● What to work on
In the listing below, how many lines contain the word "structured"? Please respond with the number only.

● Excerpts from a figure dataset
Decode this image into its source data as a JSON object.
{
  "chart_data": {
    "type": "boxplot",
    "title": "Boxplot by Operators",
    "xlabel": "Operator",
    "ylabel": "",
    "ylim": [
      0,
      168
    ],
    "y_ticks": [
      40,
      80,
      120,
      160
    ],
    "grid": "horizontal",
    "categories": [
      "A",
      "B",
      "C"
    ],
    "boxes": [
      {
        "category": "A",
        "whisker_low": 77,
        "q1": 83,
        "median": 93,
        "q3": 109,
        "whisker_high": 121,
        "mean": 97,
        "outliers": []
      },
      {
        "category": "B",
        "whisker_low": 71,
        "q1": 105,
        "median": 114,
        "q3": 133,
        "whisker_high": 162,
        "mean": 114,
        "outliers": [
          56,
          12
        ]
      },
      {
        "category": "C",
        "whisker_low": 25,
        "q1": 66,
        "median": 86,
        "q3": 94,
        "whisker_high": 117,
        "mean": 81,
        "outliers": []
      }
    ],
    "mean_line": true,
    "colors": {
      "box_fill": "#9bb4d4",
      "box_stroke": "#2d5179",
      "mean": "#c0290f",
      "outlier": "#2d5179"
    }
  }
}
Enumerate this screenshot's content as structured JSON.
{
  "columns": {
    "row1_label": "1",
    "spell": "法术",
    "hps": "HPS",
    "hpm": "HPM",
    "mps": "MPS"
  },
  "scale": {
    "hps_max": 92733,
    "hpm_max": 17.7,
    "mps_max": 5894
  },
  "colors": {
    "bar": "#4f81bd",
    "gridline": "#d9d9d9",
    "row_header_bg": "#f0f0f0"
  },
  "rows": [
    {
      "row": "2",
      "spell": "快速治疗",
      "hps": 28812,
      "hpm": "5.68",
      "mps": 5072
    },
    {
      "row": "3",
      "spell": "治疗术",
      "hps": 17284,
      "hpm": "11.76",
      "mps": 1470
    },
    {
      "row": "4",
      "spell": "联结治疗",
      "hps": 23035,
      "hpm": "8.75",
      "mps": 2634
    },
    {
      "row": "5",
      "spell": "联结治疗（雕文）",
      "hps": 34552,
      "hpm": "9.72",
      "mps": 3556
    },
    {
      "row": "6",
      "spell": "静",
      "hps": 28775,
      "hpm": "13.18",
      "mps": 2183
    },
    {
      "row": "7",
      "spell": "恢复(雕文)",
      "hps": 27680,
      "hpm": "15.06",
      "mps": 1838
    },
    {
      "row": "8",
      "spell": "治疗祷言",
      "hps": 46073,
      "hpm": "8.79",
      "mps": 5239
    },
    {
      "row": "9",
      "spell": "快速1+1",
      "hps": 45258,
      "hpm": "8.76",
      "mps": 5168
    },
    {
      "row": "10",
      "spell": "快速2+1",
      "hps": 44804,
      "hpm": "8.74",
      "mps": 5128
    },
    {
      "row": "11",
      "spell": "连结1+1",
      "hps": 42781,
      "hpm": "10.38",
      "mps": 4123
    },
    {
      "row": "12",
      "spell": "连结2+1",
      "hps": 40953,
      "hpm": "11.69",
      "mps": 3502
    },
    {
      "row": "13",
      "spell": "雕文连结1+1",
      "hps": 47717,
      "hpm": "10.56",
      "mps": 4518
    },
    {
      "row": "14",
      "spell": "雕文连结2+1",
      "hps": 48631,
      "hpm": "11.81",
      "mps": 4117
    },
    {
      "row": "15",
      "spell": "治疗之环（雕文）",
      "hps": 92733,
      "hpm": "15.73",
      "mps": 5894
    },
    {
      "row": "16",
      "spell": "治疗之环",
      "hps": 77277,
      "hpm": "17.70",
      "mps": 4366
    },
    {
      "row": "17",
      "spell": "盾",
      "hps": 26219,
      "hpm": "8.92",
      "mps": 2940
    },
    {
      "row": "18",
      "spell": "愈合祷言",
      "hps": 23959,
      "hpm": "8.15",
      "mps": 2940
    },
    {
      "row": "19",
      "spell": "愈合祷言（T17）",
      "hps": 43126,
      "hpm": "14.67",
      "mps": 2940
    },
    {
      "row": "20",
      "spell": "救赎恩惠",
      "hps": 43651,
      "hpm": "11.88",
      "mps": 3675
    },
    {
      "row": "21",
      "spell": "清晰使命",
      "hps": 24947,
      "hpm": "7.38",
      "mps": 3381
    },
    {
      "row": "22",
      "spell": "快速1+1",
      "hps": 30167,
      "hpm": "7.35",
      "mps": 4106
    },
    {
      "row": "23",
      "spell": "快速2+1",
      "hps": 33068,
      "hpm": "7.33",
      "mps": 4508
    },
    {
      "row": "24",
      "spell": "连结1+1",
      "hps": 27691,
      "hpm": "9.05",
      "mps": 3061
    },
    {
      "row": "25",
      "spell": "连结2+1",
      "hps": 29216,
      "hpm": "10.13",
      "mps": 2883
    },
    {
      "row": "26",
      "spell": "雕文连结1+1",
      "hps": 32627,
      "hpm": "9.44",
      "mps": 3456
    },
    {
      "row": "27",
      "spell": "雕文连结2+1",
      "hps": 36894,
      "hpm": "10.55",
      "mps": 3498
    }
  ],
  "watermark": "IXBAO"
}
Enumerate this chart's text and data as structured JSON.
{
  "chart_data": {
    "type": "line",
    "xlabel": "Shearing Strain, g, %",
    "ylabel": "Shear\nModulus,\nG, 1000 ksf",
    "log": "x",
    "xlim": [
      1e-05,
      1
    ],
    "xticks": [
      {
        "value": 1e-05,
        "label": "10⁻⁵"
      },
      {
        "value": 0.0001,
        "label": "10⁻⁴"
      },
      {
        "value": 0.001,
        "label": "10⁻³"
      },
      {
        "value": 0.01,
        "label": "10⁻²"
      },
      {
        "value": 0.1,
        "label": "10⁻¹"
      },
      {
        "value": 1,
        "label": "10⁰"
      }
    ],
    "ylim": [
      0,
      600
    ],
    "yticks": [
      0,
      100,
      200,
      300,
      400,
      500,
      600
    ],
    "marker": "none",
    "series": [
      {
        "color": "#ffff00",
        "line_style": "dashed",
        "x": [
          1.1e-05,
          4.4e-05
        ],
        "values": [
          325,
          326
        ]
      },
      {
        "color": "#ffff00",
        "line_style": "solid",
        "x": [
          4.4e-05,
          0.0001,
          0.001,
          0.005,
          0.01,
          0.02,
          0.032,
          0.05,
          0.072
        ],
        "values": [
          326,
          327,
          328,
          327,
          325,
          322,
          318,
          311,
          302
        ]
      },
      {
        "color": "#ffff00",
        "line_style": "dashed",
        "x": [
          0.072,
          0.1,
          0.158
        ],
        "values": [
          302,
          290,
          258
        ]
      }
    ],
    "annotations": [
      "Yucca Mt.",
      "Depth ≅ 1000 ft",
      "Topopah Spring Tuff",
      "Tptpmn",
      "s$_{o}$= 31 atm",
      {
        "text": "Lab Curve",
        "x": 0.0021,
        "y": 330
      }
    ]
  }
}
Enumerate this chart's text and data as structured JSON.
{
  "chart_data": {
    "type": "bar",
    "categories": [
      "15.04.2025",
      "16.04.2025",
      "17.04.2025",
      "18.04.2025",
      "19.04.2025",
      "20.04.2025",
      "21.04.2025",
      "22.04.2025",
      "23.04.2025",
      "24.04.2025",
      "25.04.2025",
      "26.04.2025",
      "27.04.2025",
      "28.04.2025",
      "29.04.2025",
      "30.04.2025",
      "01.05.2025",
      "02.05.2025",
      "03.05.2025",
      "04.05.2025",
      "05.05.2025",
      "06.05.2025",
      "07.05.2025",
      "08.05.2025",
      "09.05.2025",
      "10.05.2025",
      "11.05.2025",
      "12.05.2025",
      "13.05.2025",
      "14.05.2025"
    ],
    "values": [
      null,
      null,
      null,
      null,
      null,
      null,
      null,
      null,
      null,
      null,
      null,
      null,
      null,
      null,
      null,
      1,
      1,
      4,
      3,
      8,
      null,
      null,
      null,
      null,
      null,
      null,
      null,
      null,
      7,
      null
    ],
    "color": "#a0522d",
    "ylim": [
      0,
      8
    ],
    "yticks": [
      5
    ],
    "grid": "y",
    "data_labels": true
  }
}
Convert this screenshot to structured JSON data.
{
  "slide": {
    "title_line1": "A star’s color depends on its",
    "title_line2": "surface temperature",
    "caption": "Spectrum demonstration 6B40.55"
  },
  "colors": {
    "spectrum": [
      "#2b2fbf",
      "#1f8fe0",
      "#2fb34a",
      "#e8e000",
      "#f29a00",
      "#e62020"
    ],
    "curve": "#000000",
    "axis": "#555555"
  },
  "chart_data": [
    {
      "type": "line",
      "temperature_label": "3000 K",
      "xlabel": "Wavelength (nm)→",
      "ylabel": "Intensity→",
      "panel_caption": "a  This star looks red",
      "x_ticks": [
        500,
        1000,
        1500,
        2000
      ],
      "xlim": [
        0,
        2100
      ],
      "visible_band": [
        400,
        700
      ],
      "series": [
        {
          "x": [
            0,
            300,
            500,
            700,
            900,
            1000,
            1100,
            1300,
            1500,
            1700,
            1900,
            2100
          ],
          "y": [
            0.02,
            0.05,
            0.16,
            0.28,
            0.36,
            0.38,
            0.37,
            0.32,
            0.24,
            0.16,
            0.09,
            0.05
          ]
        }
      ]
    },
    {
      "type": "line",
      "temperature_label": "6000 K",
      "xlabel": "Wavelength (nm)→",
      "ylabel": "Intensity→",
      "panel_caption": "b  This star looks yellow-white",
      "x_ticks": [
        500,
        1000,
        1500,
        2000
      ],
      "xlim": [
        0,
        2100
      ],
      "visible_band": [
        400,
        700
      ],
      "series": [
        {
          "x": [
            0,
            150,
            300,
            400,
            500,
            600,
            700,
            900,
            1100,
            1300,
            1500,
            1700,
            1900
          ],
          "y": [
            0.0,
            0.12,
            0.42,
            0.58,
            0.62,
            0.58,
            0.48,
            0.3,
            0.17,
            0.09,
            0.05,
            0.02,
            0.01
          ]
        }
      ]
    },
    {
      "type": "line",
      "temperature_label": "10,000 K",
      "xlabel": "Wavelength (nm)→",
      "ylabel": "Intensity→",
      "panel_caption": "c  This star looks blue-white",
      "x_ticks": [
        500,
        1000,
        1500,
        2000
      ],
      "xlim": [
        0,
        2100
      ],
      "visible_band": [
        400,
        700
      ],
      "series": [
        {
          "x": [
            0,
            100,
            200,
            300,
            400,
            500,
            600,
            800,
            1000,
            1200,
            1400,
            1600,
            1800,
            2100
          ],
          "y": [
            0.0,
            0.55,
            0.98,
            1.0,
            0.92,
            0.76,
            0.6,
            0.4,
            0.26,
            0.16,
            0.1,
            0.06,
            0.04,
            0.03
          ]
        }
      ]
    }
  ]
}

● Correct answer
4